* [Material supplied]
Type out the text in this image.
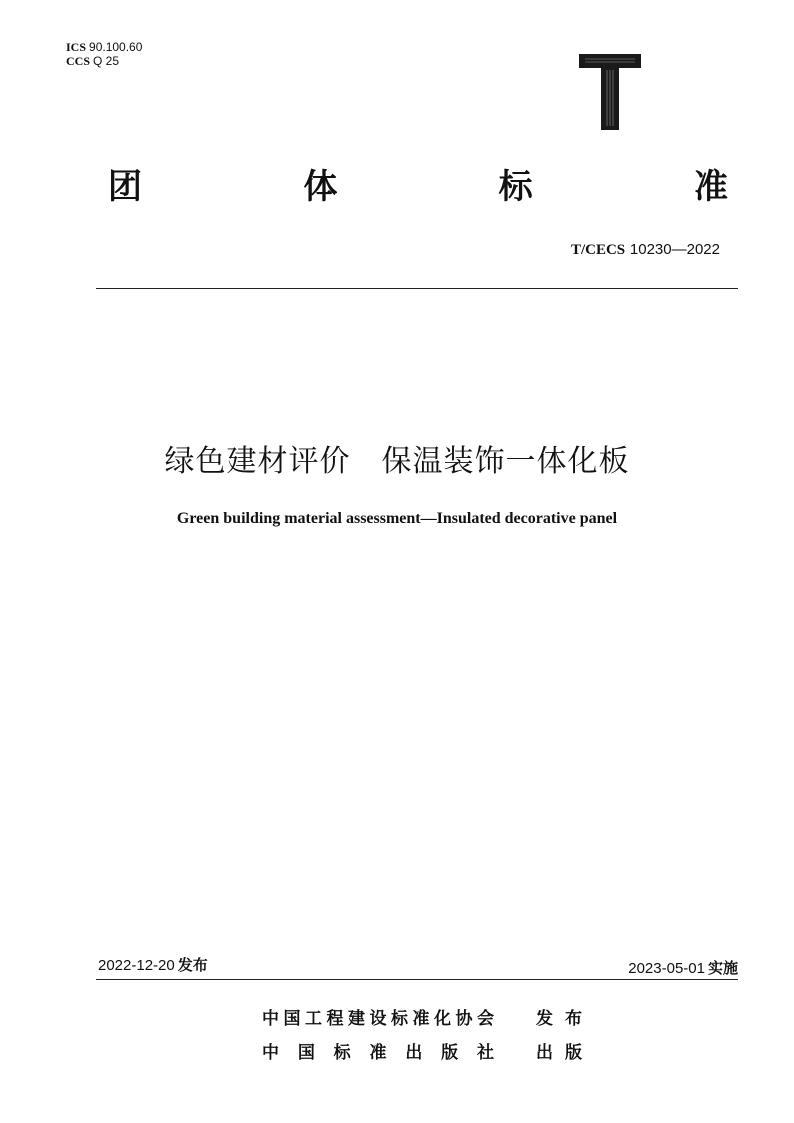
ICS 90.100.60
CCS Q 25
团	体	标	准
T/CECS 10230—2022
绿色建材评价　保温装饰一体化板
Green building material assessment—Insulated decorative panel
2022-12-20 发布	2023-05-01 实施
中 国 工 程 建 设 标 准 化 协 会 发 布
中 国 标 准 出 版 社 出 版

* [The problem] Reproduce the full listing above verbatim, with no pictures included.

* [Correct answer]
Type out the text in this image.
ICS 90.100.60
CCS Q 25
团	体	标	准
T/CECS 10230—2022
绿色建材评价　保温装饰一体化板
Green building material assessment—Insulated decorative panel
2022-12-20 发布	2023-05-01 实施
中 国 工 程 建 设 标 准 化 协 会 发 布
中 国 标 准 出 版 社 出 版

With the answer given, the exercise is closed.